-- Start MATERIAL PROVIDED --

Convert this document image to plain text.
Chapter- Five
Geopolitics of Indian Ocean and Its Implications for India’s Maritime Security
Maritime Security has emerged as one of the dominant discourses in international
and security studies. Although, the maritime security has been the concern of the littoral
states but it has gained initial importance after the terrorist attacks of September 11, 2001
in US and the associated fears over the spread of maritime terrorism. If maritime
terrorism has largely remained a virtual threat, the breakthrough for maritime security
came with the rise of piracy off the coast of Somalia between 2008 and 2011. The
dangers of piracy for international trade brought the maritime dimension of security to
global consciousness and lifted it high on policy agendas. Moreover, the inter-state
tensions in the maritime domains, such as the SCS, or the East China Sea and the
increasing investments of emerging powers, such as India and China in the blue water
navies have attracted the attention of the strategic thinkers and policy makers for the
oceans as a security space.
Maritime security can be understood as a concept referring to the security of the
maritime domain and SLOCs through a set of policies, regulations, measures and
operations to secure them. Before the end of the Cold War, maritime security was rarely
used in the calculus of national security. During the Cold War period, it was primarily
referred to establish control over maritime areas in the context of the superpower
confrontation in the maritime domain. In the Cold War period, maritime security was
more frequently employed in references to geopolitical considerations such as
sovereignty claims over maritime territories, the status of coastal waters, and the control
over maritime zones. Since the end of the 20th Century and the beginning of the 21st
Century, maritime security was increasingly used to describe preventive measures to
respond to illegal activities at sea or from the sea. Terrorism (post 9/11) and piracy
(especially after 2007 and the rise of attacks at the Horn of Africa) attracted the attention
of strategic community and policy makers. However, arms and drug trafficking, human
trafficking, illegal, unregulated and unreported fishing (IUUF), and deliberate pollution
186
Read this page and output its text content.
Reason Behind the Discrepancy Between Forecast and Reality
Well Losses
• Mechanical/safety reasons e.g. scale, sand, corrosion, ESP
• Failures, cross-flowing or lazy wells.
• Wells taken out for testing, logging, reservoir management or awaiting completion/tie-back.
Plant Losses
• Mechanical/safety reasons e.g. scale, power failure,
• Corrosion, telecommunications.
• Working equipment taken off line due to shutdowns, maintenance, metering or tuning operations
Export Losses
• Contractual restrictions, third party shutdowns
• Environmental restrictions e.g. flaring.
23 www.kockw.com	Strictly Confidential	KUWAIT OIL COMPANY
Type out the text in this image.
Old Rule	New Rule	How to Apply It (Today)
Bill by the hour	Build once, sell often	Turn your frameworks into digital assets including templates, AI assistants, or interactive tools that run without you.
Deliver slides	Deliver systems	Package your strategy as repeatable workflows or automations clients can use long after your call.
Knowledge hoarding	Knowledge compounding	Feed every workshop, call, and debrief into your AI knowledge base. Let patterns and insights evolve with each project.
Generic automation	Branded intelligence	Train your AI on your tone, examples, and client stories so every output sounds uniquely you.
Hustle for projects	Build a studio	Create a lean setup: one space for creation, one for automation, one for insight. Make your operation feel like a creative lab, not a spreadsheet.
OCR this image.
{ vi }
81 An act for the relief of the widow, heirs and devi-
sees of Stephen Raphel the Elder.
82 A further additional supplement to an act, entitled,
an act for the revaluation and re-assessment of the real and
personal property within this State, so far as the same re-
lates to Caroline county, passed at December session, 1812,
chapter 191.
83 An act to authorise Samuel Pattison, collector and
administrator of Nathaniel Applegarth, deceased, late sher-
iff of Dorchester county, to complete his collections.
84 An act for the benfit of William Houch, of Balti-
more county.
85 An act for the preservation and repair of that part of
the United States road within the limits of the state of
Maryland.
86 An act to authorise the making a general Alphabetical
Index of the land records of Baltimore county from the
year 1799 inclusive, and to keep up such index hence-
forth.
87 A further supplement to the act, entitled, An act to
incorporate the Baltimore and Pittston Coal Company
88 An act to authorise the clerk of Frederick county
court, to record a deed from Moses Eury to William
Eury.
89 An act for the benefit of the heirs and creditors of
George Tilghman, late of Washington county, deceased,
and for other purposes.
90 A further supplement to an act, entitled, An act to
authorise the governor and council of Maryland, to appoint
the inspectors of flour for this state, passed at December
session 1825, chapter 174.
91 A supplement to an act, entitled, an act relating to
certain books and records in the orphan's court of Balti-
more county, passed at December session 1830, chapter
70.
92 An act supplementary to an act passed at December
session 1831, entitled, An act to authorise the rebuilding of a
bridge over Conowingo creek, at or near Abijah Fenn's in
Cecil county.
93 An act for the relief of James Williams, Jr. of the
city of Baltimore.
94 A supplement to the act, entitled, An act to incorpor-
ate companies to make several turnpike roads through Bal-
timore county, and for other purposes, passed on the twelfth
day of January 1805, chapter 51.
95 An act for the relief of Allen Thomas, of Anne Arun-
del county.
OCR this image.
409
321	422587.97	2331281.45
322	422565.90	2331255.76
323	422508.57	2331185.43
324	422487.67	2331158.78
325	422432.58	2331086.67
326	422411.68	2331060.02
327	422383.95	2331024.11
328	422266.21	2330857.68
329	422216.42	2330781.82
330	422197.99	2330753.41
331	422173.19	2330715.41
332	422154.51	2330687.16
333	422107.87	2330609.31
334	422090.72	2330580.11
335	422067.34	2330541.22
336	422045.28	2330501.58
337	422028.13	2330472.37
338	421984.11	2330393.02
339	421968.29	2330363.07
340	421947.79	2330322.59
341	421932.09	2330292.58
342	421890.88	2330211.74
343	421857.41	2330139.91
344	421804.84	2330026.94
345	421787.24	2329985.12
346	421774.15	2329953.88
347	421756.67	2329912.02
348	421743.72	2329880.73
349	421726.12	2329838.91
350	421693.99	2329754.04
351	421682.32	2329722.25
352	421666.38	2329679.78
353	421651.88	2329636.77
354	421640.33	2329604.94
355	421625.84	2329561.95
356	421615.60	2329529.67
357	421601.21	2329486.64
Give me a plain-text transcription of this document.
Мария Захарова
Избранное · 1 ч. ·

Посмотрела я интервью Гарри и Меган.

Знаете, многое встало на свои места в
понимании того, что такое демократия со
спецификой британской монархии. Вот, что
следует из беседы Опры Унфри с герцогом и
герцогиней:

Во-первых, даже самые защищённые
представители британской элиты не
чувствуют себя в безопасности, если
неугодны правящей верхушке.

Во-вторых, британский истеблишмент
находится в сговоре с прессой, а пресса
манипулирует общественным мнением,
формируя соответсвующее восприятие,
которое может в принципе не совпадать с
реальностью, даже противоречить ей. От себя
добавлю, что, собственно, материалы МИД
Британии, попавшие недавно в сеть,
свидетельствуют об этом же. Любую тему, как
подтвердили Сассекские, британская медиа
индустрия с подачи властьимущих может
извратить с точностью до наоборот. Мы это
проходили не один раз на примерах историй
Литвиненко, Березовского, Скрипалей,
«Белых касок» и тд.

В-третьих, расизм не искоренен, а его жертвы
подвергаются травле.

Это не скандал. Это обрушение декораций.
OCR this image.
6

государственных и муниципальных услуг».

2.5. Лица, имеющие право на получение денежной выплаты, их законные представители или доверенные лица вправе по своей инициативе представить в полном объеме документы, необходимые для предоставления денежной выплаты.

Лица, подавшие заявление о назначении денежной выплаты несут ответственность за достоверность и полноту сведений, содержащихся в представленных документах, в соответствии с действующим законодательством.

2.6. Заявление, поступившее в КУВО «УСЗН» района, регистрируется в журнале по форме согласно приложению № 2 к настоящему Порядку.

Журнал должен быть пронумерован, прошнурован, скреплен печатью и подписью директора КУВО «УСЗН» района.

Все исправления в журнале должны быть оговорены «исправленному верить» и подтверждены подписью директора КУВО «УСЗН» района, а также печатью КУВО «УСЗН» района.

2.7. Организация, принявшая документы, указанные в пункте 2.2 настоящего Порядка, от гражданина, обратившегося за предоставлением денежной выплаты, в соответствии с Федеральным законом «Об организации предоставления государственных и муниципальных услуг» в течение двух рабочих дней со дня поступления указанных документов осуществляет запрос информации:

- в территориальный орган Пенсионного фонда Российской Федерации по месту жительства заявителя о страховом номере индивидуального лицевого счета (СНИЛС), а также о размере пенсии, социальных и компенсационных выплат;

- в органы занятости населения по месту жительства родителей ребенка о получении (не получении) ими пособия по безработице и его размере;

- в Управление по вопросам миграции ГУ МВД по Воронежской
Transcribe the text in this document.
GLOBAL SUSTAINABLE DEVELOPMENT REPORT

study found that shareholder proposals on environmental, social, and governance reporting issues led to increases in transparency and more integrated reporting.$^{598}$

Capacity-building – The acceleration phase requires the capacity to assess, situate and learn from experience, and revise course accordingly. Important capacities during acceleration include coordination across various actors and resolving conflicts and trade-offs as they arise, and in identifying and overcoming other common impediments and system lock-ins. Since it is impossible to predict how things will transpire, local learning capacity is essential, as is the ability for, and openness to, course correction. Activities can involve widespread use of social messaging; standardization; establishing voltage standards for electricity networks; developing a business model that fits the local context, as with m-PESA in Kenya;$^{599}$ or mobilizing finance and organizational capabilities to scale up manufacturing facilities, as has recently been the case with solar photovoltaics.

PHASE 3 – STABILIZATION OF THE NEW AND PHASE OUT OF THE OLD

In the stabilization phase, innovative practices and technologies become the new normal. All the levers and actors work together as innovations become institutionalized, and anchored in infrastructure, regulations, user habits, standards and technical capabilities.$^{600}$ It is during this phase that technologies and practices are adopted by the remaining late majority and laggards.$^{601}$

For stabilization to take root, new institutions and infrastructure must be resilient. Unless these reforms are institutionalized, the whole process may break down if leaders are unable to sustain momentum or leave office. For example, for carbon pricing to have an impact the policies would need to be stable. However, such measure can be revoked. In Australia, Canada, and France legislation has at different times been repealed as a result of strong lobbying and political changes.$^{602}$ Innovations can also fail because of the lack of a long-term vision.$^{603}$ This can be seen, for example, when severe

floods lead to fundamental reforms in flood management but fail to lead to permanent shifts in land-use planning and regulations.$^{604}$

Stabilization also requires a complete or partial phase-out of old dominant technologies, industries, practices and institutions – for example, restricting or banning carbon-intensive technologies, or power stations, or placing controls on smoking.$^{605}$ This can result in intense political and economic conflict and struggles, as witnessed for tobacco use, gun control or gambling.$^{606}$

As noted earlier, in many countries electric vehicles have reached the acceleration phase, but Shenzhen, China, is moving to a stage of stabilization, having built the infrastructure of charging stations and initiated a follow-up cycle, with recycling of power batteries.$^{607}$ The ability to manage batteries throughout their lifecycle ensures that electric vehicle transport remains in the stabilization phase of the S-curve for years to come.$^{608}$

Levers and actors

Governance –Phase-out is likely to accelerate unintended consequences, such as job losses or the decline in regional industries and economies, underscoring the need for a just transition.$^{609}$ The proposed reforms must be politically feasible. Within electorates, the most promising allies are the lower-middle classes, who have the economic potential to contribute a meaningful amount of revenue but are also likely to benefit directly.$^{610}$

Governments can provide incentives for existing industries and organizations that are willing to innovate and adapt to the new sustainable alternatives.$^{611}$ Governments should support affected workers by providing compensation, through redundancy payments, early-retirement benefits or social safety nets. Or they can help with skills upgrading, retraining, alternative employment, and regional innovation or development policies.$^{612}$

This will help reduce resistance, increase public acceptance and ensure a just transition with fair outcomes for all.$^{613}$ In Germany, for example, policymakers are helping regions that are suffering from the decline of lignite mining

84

-- End MATERIAL PROVIDED --

PROBLEM REQUIREMENTS → Return only the number of lines in the preceding records that contain the string "every".

TASK SOLUTION → 2